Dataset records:

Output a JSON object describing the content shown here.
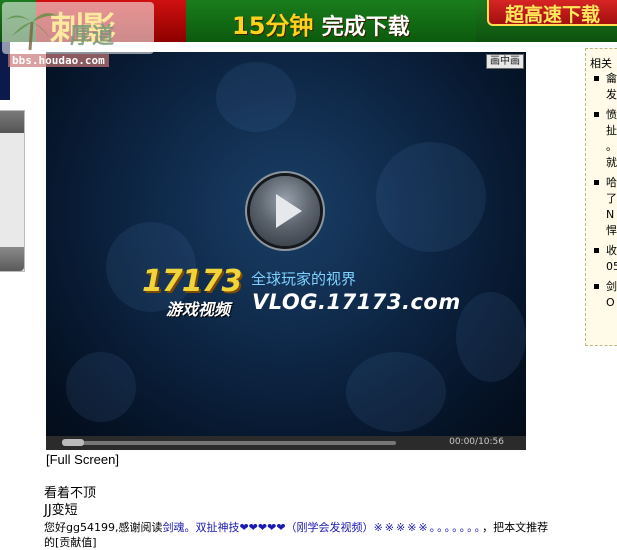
{
  "banner": {
    "art_text": "刺影",
    "promo_number": "15分钟",
    "promo_action": "完成下载",
    "right_tag": "超高速下载"
  },
  "watermark": {
    "url": "bbs.houdao.com"
  },
  "player": {
    "pip_label": "画中画",
    "logo_number": "17173",
    "logo_game": "游戏视频",
    "slogan": "全球玩家的视界",
    "site": "VLOG.17173.com",
    "time": "00:00/10:56",
    "progress_fraction": 0,
    "fullscreen_label": "[Full Screen]"
  },
  "related": {
    "title": "相关",
    "items": [
      [
        "龠",
        "发"
      ],
      [
        "愤",
        "扯",
        "。",
        "就"
      ],
      [
        "哈",
        "了",
        "N",
        "悍"
      ],
      [
        "收",
        "05"
      ],
      [
        "剑",
        "O"
      ]
    ]
  },
  "post": {
    "line1": "看着不顶",
    "line2": "JJ变短",
    "thanks_prefix": "您好gg54199,感谢阅读",
    "article_link": "剑魂。双扯神技❤❤❤❤❤（刚学会发视频）",
    "stars": "※※※※※",
    "dots": "。。。。。。。",
    "thanks_suffix": "，把本文推荐",
    "line4": "的[贡献值]"
  }
}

■ Work instructions
Copy the listing in full and without alteration, omitting every picture.

■ Response to the task
Output a JSON object describing the content shown here.
{
  "banner": {
    "art_text": "刺影",
    "promo_number": "15分钟",
    "promo_action": "完成下载",
    "right_tag": "超高速下载"
  },
  "watermark": {
    "url": "bbs.houdao.com"
  },
  "player": {
    "pip_label": "画中画",
    "logo_number": "17173",
    "logo_game": "游戏视频",
    "slogan": "全球玩家的视界",
    "site": "VLOG.17173.com",
    "time": "00:00/10:56",
    "progress_fraction": 0,
    "fullscreen_label": "[Full Screen]"
  },
  "related": {
    "title": "相关",
    "items": [
      [
        "龠",
        "发"
      ],
      [
        "愤",
        "扯",
        "。",
        "就"
      ],
      [
        "哈",
        "了",
        "N",
        "悍"
      ],
      [
        "收",
        "05"
      ],
      [
        "剑",
        "O"
      ]
    ]
  },
  "post": {
    "line1": "看着不顶",
    "line2": "JJ变短",
    "thanks_prefix": "您好gg54199,感谢阅读",
    "article_link": "剑魂。双扯神技❤❤❤❤❤（刚学会发视频）",
    "stars": "※※※※※",
    "dots": "。。。。。。。",
    "thanks_suffix": "，把本文推荐",
    "line4": "的[贡献值]"
  }
}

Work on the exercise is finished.